> **Required action A**:
Decide whether each statement agrees with the passage on road-marking segmentation. For each, answer yes or no and quote the exact words from the passage that decide it. (i) MALNet's adaptive fusion module dynamically adjusts the output weights of the segmentation branches. (ii) BiSeNet's error appears in the upper left corner of its results. (iii) EaNet's external attention mechanism relies on two small, learnable, shared-memory units.
> **Required action B**:
Echo the passage on road-marking segmentation word for word, from "Remarkably, the MALNet" up to and including "improves segmentation robustness.".

> **Provided passage**:
Remarkably, the MALNet series models continue to demonstrate outstanding segmentation performance, successfully extracting relatively complete contours of the damaged road markings. MALNet’s success can be attributed to its innovative use of the adaptive spatial and channel attention modules. These modules enhance the feature expression capacity of the segmentation branches, enabling the model to better capture spatial information related to road damage and markings. Additionally, MALNet’s adaptive fusion module dynamically adjusts the output weights of the segmentation branches, automatically selecting more suitable fusion strategies based on input images. This adaptability significantly improves segmentation robustness.
However, BiSeNet’s segmentation results, while relatively complete, exhibit an error in the lower right corner, misclassifying non-road marking areas as damaged road markings. This discrepancy may arise from BiSeNet’s underutilization of spatial information when dealing with geometrically complex and irregularly edged road markings, leading to insufficient differentiation between damaged markings and complex backgrounds. Moreover, LinkNet, LANet, ConvNeXt, and SegFormer achieve segmentation only in limited regions of the urban damaged road markings, resulting in missing segments. These models demonstrate limitations when handling highly worn and blurred markings. While LinkNet emphasizes lightweight and efficient design, its performance in complex scenarios requires improvement. EaNet, on the other hand, achieves relatively complete segmentation results, benefiting from its external attention mechanism. This mechanism utilizes two small, learnable, shared-memory units to effectively extract image features. Notably, this approach achieves spatially effective image segmentation, particularly when dealing with severely worn road markings.

> **Data provided**:
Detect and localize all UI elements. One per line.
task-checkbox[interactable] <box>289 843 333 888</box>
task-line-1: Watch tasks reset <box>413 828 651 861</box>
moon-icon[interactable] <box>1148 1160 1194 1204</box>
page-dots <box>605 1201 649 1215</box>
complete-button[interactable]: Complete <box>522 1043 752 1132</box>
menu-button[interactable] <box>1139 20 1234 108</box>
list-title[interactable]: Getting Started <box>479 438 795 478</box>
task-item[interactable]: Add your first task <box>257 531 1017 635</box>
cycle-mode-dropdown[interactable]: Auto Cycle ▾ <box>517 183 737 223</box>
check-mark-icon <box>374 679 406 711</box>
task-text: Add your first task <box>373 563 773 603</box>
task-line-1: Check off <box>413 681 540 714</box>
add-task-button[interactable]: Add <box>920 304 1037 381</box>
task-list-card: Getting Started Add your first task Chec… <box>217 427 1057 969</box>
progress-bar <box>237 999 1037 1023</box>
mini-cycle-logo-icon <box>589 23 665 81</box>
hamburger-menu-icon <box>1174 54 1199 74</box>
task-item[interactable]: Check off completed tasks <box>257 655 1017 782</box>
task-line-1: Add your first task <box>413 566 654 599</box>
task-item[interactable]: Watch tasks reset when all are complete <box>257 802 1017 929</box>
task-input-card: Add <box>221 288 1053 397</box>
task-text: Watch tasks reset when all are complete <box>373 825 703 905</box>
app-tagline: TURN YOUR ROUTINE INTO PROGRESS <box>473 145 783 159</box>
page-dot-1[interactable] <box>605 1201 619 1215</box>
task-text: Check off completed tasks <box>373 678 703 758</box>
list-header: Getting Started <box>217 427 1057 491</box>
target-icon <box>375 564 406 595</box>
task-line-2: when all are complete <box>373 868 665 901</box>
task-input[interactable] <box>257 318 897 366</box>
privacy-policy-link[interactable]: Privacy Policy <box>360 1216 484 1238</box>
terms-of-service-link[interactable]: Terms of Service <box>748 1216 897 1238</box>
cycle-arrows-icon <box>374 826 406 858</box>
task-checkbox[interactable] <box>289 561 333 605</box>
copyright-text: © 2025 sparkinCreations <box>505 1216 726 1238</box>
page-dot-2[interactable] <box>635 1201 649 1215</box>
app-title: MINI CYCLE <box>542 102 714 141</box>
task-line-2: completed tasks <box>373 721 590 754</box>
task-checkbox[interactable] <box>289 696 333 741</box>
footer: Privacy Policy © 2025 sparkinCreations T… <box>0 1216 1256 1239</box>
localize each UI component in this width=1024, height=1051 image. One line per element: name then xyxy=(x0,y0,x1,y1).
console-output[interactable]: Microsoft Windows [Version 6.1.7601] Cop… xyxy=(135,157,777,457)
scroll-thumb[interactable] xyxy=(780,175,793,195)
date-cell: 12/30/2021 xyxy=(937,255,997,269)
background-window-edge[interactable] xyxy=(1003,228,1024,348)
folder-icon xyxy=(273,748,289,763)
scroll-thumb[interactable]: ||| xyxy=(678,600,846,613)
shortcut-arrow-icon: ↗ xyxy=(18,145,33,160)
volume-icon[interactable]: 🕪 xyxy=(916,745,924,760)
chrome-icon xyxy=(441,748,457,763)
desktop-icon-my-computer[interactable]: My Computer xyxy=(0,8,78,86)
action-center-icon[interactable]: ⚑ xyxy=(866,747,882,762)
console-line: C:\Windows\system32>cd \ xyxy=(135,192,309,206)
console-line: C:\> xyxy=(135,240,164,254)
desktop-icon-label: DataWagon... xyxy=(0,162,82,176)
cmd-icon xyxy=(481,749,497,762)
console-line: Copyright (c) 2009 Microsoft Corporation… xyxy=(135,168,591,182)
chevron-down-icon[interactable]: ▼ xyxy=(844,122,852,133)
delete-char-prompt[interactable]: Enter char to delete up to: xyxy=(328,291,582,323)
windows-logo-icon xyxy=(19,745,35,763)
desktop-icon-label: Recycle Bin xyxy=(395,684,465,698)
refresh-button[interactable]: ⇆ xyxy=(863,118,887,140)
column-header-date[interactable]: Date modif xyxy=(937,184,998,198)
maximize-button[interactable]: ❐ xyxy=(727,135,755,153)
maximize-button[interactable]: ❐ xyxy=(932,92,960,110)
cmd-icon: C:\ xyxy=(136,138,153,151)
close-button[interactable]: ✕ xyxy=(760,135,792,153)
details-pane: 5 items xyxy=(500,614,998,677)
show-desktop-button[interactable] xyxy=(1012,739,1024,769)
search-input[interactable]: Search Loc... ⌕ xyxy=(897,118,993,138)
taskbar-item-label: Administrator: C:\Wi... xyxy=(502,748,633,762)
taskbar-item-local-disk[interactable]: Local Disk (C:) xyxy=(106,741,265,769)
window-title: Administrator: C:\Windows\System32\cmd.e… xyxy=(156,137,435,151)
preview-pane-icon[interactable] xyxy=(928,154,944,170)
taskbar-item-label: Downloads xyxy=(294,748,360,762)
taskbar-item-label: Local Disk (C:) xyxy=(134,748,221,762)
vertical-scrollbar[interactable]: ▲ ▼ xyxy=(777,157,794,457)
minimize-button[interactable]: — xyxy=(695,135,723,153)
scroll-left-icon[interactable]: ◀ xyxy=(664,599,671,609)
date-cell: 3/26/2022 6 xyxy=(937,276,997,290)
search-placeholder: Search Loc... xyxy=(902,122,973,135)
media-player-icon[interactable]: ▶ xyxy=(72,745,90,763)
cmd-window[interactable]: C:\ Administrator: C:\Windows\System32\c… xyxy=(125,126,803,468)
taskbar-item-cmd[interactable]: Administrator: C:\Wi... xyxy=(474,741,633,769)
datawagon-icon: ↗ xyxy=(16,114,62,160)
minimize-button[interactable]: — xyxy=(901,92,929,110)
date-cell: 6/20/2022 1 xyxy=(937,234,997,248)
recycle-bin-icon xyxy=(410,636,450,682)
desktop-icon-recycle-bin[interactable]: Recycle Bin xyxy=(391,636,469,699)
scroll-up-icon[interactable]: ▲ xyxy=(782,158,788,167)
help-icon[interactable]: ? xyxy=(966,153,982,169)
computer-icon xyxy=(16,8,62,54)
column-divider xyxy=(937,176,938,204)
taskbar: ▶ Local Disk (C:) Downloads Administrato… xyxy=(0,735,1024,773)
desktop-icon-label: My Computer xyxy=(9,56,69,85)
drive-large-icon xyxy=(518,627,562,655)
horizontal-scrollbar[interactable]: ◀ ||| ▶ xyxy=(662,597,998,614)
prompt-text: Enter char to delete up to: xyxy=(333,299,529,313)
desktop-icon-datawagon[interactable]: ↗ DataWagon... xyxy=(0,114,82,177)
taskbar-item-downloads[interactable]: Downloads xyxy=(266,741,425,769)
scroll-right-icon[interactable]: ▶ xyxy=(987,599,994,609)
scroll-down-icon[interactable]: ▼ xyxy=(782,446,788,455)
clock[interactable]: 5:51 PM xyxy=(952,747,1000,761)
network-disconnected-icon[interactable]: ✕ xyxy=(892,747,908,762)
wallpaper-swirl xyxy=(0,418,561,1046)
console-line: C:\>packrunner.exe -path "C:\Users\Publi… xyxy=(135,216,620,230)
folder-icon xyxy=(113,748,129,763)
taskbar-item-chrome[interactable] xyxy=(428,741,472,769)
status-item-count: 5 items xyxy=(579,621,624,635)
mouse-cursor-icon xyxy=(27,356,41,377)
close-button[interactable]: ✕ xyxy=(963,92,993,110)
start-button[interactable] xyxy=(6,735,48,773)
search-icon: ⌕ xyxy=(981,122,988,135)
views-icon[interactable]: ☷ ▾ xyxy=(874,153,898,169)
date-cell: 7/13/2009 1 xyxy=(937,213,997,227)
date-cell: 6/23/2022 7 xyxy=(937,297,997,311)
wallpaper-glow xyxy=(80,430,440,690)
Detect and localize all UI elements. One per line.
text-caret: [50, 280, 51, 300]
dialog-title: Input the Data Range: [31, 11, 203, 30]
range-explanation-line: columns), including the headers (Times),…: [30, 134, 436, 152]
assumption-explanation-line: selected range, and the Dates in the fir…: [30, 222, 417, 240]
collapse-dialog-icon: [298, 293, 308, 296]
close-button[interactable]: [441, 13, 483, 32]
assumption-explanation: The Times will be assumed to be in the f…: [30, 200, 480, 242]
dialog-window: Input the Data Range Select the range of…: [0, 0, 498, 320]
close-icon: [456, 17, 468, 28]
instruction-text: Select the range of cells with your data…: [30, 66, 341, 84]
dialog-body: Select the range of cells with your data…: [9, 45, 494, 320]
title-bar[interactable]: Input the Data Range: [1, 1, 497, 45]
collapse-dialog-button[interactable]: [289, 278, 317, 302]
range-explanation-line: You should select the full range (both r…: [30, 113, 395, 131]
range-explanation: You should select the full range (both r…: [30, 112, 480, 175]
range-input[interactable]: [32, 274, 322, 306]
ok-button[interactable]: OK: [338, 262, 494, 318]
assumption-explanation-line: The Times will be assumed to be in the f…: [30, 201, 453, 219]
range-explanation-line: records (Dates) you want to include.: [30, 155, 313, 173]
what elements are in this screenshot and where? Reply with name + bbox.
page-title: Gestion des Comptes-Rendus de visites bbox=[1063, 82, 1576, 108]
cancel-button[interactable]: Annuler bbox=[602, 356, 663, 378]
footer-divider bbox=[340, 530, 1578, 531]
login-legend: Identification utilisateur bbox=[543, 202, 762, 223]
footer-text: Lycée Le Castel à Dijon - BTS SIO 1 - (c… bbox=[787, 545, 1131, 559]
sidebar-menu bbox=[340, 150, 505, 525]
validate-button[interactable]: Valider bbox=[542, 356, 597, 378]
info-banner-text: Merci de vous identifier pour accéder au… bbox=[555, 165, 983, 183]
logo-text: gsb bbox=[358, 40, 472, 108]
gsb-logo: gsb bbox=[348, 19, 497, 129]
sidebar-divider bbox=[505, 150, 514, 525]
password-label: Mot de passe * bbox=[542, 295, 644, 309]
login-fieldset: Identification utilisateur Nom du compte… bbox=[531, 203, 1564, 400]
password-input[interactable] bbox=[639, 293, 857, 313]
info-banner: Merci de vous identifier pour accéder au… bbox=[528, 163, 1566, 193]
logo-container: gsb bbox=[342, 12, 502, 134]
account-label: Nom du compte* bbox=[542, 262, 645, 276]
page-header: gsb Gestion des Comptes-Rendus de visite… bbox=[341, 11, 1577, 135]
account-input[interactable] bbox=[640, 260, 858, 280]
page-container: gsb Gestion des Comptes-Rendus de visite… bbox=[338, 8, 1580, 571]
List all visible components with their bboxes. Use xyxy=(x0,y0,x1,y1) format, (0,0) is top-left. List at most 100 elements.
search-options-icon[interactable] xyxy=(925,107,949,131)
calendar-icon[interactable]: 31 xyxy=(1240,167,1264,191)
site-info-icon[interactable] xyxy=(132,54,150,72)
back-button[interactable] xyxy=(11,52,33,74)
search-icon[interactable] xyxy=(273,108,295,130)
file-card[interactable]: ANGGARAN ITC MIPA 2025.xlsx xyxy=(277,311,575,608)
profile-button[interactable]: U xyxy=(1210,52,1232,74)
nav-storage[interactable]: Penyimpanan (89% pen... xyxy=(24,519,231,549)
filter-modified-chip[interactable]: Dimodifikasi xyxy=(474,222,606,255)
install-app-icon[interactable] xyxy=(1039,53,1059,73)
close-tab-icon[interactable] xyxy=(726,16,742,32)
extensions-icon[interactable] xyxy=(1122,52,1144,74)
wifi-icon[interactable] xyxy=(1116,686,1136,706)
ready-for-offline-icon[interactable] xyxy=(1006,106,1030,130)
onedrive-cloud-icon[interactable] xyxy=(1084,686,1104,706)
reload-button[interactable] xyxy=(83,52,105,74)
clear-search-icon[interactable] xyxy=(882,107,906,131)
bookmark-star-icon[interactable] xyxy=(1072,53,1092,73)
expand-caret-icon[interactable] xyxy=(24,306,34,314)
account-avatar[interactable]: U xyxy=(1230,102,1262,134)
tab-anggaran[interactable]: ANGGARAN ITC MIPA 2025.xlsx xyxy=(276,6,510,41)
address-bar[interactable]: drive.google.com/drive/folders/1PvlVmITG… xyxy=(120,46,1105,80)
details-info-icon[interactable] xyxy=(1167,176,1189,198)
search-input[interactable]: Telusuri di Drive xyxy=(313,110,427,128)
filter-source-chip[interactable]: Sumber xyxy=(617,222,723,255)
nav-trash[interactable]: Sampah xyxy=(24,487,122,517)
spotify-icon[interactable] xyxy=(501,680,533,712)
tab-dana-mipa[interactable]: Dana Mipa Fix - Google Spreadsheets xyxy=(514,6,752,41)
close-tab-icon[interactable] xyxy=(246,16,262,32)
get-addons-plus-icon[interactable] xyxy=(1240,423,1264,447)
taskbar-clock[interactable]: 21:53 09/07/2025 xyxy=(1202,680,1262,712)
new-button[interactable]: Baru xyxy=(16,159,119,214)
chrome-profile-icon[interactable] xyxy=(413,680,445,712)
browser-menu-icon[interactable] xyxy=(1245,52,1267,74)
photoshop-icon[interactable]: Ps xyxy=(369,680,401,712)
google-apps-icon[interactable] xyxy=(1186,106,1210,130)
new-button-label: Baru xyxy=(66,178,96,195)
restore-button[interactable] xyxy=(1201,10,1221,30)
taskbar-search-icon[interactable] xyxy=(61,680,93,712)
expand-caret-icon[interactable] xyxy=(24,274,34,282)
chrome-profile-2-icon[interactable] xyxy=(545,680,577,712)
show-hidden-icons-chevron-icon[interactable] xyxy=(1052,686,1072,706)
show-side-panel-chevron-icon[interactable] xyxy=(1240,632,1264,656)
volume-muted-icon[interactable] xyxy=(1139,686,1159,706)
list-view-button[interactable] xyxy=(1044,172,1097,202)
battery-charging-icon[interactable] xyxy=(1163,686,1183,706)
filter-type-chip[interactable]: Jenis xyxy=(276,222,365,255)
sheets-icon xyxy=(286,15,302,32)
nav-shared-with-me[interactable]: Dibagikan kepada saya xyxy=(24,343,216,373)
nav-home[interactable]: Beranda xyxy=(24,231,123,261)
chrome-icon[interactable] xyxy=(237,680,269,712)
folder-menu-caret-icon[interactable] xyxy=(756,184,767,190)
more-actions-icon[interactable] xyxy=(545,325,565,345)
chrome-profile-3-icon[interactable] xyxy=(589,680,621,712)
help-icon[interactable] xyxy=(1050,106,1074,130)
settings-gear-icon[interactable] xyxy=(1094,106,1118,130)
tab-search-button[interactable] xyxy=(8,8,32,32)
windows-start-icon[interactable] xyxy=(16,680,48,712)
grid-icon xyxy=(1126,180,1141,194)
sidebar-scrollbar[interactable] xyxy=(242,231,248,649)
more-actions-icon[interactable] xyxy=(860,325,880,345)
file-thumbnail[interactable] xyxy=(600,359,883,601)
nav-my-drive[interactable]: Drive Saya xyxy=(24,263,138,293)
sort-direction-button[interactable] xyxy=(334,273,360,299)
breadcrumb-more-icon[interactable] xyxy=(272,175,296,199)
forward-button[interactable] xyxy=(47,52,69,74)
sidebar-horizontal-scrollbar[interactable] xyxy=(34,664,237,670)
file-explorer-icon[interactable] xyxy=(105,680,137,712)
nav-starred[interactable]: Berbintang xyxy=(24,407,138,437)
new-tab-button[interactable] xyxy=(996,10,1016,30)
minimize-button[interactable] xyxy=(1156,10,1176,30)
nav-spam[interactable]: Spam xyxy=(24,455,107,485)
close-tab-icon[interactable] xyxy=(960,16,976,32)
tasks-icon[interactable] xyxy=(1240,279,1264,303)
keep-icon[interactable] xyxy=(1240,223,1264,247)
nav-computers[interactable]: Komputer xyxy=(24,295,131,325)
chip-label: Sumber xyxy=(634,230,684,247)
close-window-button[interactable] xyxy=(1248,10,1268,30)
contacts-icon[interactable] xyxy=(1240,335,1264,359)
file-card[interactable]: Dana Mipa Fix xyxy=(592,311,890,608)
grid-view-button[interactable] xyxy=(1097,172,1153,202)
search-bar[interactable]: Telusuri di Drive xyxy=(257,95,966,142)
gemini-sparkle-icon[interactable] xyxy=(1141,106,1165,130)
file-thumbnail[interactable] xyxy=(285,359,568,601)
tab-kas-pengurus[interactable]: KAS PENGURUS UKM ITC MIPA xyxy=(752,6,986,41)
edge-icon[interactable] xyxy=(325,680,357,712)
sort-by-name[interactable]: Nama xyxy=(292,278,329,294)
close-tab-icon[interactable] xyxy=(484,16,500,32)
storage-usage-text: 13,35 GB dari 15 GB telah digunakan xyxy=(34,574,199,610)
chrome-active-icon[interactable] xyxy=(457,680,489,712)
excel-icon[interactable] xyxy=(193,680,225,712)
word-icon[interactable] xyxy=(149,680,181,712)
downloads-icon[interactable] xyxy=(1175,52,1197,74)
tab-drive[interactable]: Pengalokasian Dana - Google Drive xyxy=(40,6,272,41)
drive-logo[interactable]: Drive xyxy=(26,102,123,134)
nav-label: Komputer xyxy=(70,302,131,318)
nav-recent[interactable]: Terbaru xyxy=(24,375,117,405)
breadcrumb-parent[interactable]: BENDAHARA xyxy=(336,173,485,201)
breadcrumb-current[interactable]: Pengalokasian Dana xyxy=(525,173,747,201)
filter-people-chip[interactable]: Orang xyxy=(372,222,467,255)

> **Written response A**:
(i) Yes: "MALNet’s adaptive fusion module dynamically adjusts the output weights of the segmentation branches"
(ii) No: "exhibit an error in the lower right corner"
(iii) Yes: "This mechanism utilizes two small, learnable, shared-memory units to effectively extract image features."

> **Written response B**:
Remarkably, the MALNet series models continue to demonstrate outstanding segmentation performance, successfully extracting relatively complete contours of the damaged road markings. MALNet’s success can be attributed to its innovative use of the adaptive spatial and channel attention modules. These modules enhance the feature expression capacity of the segmentation branches, enabling the model to better capture spatial information related to road damage and markings. Additionally, MALNet’s adaptive fusion module dynamically adjusts the output weights of the segmentation branches, automatically selecting more suitable fusion strategies based on input images. This adaptability significantly improves segmentation robustness.